— Problem details —
Return every line of the records below verbatim, with no pictures in the copy.

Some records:
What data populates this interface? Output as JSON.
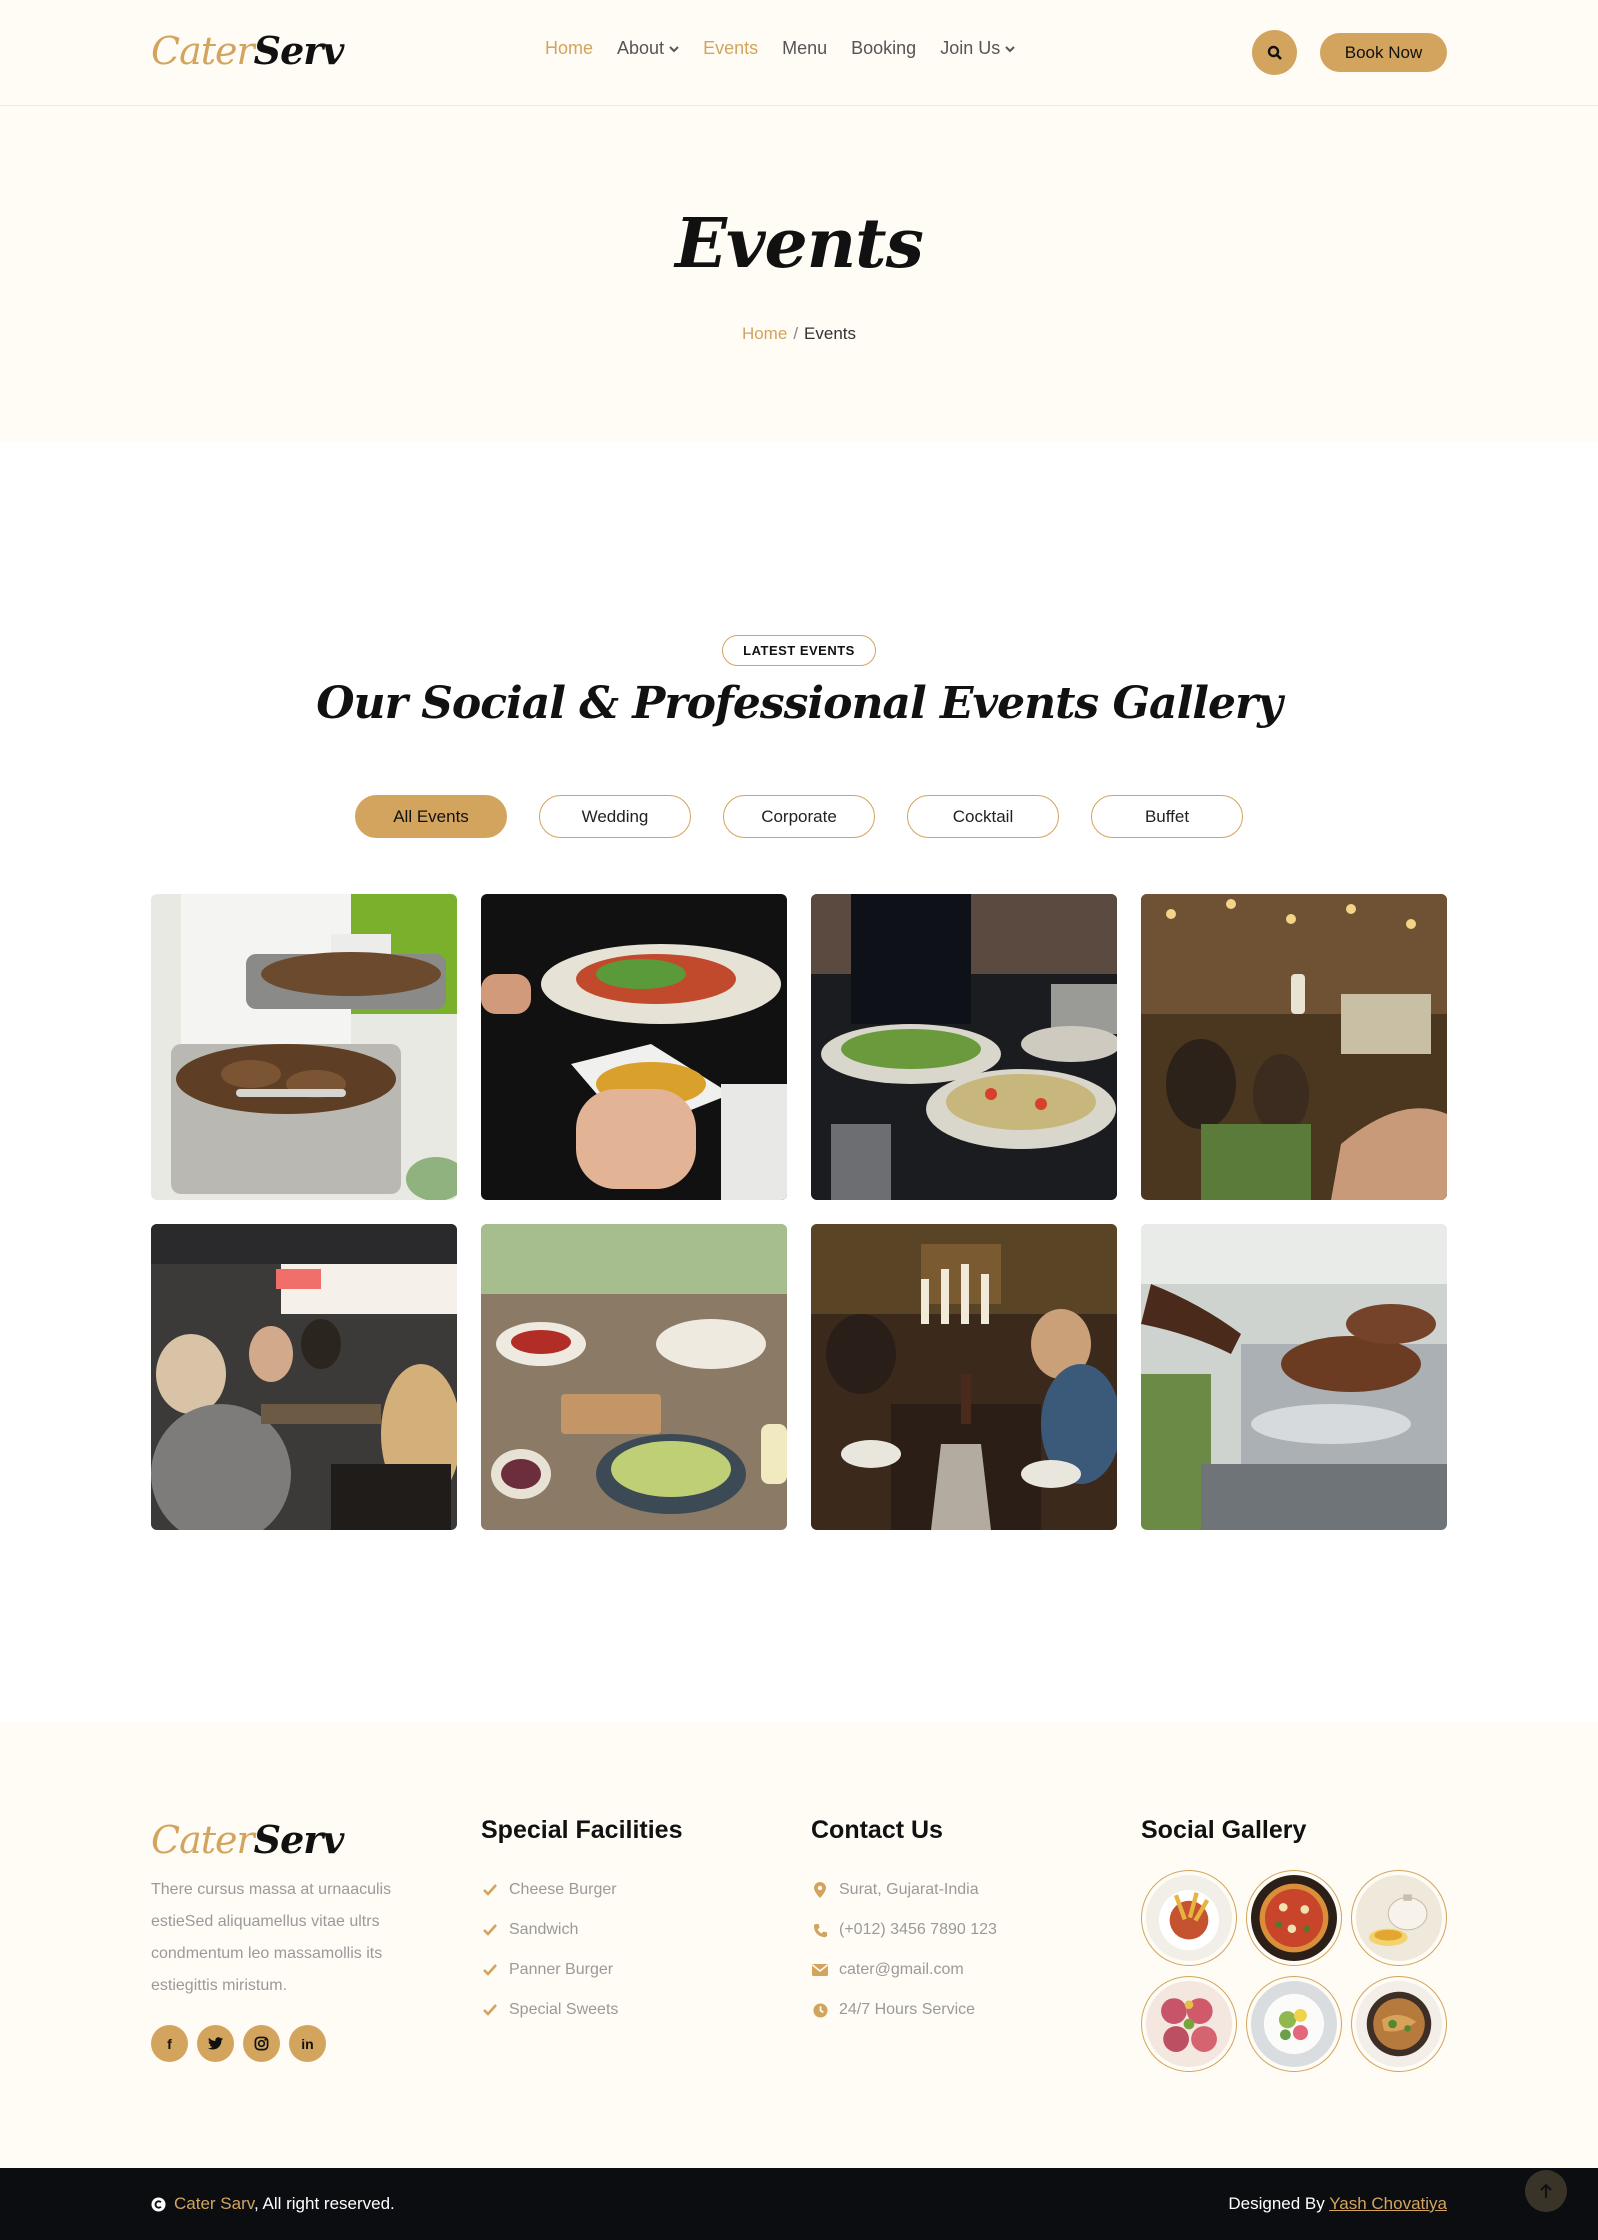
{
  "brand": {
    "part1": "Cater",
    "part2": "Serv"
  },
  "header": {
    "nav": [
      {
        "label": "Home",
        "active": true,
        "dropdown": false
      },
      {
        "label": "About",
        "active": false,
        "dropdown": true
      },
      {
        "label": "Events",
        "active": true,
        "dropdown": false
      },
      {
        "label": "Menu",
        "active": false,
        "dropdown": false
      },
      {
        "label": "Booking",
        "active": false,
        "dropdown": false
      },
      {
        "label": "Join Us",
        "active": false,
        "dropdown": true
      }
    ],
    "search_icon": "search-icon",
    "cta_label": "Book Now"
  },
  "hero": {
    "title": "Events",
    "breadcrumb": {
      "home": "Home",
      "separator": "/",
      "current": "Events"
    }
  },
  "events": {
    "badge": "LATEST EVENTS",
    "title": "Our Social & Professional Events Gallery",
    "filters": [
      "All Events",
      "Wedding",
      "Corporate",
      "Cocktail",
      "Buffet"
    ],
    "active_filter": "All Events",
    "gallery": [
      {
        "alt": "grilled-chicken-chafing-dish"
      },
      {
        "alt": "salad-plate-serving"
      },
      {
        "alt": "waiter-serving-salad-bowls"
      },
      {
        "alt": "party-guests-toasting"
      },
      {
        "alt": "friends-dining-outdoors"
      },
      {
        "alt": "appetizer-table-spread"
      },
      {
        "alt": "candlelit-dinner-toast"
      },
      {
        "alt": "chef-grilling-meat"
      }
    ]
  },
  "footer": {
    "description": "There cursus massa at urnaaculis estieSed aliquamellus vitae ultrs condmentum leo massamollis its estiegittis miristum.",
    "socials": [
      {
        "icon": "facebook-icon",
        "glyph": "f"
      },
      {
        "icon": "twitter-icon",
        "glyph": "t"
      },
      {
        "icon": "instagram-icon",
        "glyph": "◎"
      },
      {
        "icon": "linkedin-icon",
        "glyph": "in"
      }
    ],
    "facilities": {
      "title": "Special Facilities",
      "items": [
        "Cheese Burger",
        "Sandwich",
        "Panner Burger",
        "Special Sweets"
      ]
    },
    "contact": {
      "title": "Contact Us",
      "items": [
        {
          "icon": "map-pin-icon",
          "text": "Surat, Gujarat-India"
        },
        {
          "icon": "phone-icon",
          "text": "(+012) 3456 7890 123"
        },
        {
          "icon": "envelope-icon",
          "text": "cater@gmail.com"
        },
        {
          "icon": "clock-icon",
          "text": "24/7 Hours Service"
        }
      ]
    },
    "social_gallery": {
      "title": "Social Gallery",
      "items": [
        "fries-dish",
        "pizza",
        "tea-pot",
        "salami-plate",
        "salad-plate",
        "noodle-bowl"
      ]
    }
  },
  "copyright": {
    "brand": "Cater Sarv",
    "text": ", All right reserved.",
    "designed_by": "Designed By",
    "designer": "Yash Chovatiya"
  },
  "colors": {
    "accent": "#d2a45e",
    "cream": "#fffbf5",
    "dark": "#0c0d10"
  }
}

— Task answer —
What data populates this interface? Output as JSON.
{
  "brand": {
    "part1": "Cater",
    "part2": "Serv"
  },
  "header": {
    "nav": [
      {
        "label": "Home",
        "active": true,
        "dropdown": false
      },
      {
        "label": "About",
        "active": false,
        "dropdown": true
      },
      {
        "label": "Events",
        "active": true,
        "dropdown": false
      },
      {
        "label": "Menu",
        "active": false,
        "dropdown": false
      },
      {
        "label": "Booking",
        "active": false,
        "dropdown": false
      },
      {
        "label": "Join Us",
        "active": false,
        "dropdown": true
      }
    ],
    "search_icon": "search-icon",
    "cta_label": "Book Now"
  },
  "hero": {
    "title": "Events",
    "breadcrumb": {
      "home": "Home",
      "separator": "/",
      "current": "Events"
    }
  },
  "events": {
    "badge": "LATEST EVENTS",
    "title": "Our Social & Professional Events Gallery",
    "filters": [
      "All Events",
      "Wedding",
      "Corporate",
      "Cocktail",
      "Buffet"
    ],
    "active_filter": "All Events",
    "gallery": [
      {
        "alt": "grilled-chicken-chafing-dish"
      },
      {
        "alt": "salad-plate-serving"
      },
      {
        "alt": "waiter-serving-salad-bowls"
      },
      {
        "alt": "party-guests-toasting"
      },
      {
        "alt": "friends-dining-outdoors"
      },
      {
        "alt": "appetizer-table-spread"
      },
      {
        "alt": "candlelit-dinner-toast"
      },
      {
        "alt": "chef-grilling-meat"
      }
    ]
  },
  "footer": {
    "description": "There cursus massa at urnaaculis estieSed aliquamellus vitae ultrs condmentum leo massamollis its estiegittis miristum.",
    "socials": [
      {
        "icon": "facebook-icon",
        "glyph": "f"
      },
      {
        "icon": "twitter-icon",
        "glyph": "t"
      },
      {
        "icon": "instagram-icon",
        "glyph": "◎"
      },
      {
        "icon": "linkedin-icon",
        "glyph": "in"
      }
    ],
    "facilities": {
      "title": "Special Facilities",
      "items": [
        "Cheese Burger",
        "Sandwich",
        "Panner Burger",
        "Special Sweets"
      ]
    },
    "contact": {
      "title": "Contact Us",
      "items": [
        {
          "icon": "map-pin-icon",
          "text": "Surat, Gujarat-India"
        },
        {
          "icon": "phone-icon",
          "text": "(+012) 3456 7890 123"
        },
        {
          "icon": "envelope-icon",
          "text": "cater@gmail.com"
        },
        {
          "icon": "clock-icon",
          "text": "24/7 Hours Service"
        }
      ]
    },
    "social_gallery": {
      "title": "Social Gallery",
      "items": [
        "fries-dish",
        "pizza",
        "tea-pot",
        "salami-plate",
        "salad-plate",
        "noodle-bowl"
      ]
    }
  },
  "copyright": {
    "brand": "Cater Sarv",
    "text": ", All right reserved.",
    "designed_by": "Designed By",
    "designer": "Yash Chovatiya"
  },
  "colors": {
    "accent": "#d2a45e",
    "cream": "#fffbf5",
    "dark": "#0c0d10"
  }
}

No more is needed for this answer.